= Stated exercise =
Transcribe every entry word for word, but skip the images.

(Extracted data entries)
-- start --
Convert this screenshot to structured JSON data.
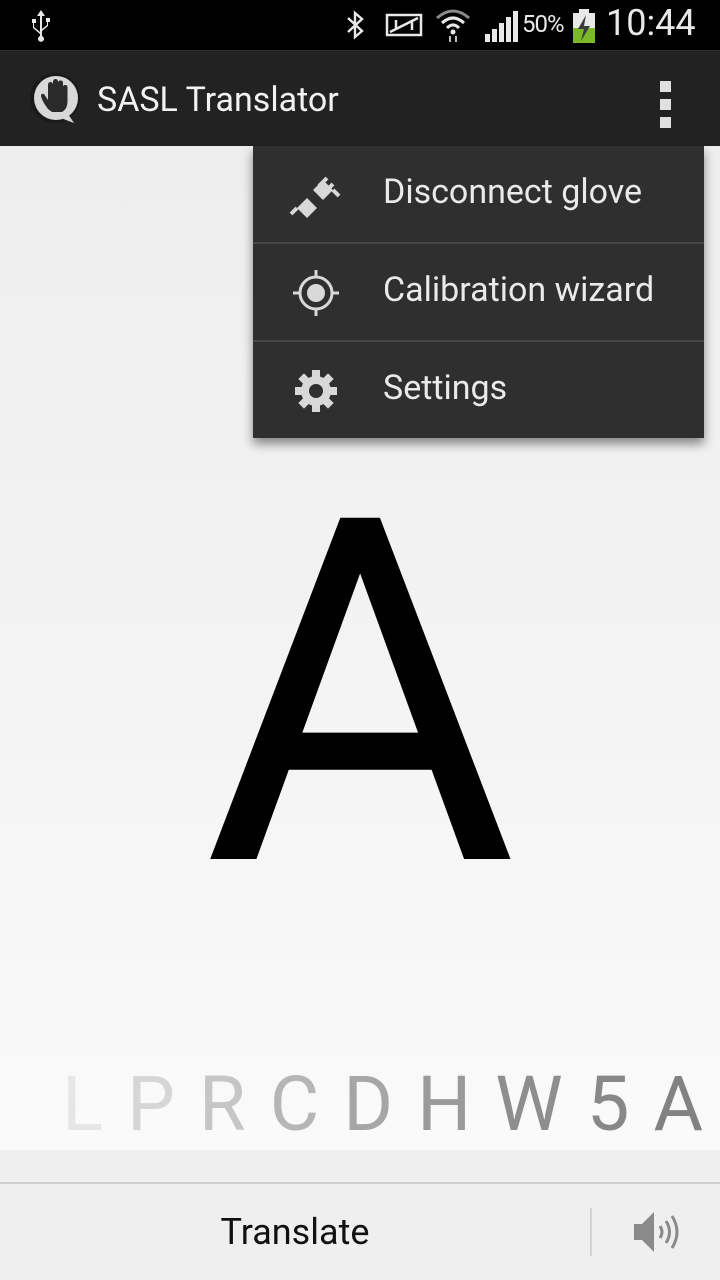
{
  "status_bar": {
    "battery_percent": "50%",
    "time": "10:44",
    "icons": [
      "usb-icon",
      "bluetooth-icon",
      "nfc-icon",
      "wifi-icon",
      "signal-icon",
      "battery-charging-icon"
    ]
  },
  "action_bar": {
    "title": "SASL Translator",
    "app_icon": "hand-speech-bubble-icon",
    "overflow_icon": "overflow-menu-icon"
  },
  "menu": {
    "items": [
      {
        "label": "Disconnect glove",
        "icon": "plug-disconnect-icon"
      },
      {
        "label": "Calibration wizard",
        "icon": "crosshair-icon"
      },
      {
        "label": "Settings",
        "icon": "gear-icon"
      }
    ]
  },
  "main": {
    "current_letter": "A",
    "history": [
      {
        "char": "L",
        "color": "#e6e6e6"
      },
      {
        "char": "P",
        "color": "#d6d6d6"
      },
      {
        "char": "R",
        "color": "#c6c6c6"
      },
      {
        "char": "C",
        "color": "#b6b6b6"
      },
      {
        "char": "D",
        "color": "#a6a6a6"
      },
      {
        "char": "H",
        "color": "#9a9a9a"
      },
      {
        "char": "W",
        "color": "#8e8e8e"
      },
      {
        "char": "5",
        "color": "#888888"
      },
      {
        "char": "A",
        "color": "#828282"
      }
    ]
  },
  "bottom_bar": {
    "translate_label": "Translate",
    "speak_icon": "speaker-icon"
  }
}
-- end --
= Solution to this exercise =
Convert this screenshot to structured JSON data.
{
  "status_bar": {
    "battery_percent": "50%",
    "time": "10:44",
    "icons": [
      "usb-icon",
      "bluetooth-icon",
      "nfc-icon",
      "wifi-icon",
      "signal-icon",
      "battery-charging-icon"
    ]
  },
  "action_bar": {
    "title": "SASL Translator",
    "app_icon": "hand-speech-bubble-icon",
    "overflow_icon": "overflow-menu-icon"
  },
  "menu": {
    "items": [
      {
        "label": "Disconnect glove",
        "icon": "plug-disconnect-icon"
      },
      {
        "label": "Calibration wizard",
        "icon": "crosshair-icon"
      },
      {
        "label": "Settings",
        "icon": "gear-icon"
      }
    ]
  },
  "main": {
    "current_letter": "A",
    "history": [
      {
        "char": "L",
        "color": "#e6e6e6"
      },
      {
        "char": "P",
        "color": "#d6d6d6"
      },
      {
        "char": "R",
        "color": "#c6c6c6"
      },
      {
        "char": "C",
        "color": "#b6b6b6"
      },
      {
        "char": "D",
        "color": "#a6a6a6"
      },
      {
        "char": "H",
        "color": "#9a9a9a"
      },
      {
        "char": "W",
        "color": "#8e8e8e"
      },
      {
        "char": "5",
        "color": "#888888"
      },
      {
        "char": "A",
        "color": "#828282"
      }
    ]
  },
  "bottom_bar": {
    "translate_label": "Translate",
    "speak_icon": "speaker-icon"
  }
}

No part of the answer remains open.